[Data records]
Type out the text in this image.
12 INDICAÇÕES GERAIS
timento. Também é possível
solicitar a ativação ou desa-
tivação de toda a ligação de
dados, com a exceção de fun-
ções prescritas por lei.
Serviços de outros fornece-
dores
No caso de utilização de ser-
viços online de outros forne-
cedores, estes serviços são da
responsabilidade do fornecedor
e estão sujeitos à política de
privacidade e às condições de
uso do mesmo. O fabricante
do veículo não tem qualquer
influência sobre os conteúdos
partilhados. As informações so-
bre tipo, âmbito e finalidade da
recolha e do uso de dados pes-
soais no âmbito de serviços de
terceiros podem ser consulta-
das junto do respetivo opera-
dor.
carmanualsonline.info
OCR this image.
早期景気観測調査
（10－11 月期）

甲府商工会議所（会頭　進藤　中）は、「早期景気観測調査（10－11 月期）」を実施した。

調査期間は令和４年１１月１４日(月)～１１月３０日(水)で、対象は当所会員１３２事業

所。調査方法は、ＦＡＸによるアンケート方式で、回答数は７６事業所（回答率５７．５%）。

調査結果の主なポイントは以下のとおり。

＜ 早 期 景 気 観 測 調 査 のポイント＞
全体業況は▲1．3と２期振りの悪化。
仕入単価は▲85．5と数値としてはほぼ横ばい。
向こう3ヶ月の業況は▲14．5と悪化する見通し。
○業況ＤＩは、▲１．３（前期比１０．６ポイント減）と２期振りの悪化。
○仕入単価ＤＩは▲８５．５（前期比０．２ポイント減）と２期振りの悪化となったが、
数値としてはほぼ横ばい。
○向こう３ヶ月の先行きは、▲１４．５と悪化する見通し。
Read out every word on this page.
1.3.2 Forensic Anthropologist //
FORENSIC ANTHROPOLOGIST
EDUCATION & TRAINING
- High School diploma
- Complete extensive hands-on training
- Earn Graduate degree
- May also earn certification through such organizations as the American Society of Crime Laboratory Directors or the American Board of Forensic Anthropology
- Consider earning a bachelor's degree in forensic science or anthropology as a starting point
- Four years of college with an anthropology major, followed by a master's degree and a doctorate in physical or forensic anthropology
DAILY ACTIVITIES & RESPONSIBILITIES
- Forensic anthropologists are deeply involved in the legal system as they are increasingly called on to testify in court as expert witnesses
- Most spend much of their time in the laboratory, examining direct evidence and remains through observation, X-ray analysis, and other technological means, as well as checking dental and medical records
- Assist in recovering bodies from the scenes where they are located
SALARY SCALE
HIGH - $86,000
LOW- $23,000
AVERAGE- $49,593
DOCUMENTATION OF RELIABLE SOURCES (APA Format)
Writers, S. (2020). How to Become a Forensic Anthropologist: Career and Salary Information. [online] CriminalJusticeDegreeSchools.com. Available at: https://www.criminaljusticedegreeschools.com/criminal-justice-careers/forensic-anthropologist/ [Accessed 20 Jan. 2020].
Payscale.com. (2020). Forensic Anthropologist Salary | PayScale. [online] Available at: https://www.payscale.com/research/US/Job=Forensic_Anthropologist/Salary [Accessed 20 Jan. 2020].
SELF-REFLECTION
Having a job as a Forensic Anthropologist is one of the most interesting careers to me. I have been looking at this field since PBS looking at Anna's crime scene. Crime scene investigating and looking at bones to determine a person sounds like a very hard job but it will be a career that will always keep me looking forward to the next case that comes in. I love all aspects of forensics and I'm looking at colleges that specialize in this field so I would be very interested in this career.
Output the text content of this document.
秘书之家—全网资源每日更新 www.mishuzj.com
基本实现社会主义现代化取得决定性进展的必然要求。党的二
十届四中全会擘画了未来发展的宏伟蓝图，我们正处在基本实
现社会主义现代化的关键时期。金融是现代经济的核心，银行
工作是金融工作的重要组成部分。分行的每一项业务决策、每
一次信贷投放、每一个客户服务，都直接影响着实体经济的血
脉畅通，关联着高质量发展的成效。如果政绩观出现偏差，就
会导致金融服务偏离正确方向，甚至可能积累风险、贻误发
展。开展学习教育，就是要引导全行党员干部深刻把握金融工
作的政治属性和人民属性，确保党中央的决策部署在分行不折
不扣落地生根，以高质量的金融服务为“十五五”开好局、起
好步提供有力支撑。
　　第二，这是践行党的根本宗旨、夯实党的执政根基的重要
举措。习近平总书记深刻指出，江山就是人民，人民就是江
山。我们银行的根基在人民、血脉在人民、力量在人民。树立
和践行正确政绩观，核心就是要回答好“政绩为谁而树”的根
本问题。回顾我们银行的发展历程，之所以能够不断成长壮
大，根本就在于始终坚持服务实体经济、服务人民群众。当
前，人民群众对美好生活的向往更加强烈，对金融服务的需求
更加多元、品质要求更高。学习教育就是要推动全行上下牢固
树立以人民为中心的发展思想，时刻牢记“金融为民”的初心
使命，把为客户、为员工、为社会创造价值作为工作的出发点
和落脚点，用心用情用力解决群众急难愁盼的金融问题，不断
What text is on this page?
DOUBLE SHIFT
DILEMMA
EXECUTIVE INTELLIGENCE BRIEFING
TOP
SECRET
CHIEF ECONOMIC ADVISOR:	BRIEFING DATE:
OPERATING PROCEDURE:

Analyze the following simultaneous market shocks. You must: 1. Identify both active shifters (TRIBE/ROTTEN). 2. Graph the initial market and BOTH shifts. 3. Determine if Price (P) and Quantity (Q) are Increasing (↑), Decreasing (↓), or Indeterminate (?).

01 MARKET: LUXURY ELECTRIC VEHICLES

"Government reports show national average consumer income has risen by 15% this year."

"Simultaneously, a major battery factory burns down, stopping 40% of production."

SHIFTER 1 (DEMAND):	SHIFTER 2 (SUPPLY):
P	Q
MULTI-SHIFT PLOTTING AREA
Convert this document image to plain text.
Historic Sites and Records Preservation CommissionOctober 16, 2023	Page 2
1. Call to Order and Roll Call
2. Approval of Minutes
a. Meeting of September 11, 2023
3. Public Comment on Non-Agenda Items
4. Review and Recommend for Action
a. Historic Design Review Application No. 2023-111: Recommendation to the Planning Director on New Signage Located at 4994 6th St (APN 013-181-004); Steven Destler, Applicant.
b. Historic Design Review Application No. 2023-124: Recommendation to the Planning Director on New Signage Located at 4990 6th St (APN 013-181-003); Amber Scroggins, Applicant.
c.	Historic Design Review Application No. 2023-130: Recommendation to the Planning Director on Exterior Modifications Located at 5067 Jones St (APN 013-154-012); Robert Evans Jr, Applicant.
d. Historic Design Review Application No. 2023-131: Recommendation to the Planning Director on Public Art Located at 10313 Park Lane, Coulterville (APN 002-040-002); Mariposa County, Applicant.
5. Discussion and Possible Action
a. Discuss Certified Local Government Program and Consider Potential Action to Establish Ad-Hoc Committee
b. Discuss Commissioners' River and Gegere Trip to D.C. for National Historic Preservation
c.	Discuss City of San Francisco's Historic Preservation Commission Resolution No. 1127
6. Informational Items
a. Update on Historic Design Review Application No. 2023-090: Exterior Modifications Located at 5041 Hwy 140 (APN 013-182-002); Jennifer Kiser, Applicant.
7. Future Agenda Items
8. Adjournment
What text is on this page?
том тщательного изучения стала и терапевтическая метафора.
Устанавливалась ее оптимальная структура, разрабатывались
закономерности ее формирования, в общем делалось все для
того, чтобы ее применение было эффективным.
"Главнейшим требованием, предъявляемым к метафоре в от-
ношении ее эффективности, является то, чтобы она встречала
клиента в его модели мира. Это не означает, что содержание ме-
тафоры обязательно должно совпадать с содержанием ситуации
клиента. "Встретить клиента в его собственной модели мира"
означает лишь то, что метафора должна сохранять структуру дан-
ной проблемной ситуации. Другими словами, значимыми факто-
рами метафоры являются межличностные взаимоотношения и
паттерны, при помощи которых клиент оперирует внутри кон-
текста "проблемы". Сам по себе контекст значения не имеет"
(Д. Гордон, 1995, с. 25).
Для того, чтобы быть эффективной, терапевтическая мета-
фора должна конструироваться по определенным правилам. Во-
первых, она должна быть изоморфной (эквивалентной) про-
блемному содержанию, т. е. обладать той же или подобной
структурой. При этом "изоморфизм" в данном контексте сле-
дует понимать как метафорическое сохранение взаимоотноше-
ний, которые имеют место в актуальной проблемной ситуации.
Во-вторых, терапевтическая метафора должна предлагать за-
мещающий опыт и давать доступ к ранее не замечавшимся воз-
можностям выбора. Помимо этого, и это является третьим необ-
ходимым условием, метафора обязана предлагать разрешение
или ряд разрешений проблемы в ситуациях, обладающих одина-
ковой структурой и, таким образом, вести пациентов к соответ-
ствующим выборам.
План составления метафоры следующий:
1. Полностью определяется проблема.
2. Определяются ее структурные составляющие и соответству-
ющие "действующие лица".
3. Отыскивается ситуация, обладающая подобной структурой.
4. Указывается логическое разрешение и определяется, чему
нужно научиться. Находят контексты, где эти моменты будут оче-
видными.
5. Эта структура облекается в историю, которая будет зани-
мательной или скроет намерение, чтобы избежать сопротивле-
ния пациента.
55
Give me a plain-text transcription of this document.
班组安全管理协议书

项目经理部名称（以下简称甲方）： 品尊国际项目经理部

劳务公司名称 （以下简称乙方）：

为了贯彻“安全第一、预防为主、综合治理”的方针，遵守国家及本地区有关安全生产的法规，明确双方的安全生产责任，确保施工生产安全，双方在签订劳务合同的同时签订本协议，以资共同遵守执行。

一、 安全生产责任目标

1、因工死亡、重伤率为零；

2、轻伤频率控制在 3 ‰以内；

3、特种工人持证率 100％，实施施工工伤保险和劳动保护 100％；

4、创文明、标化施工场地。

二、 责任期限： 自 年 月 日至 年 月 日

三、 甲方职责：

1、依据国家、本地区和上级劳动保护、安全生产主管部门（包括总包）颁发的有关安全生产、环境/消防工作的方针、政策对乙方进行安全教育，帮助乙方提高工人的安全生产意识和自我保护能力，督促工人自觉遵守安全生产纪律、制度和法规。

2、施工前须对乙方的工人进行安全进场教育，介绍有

▸ **What to work on**
How many lines of the entries above hold the string "Modifications"? Reply with the number alone.

▸ **Final result**
2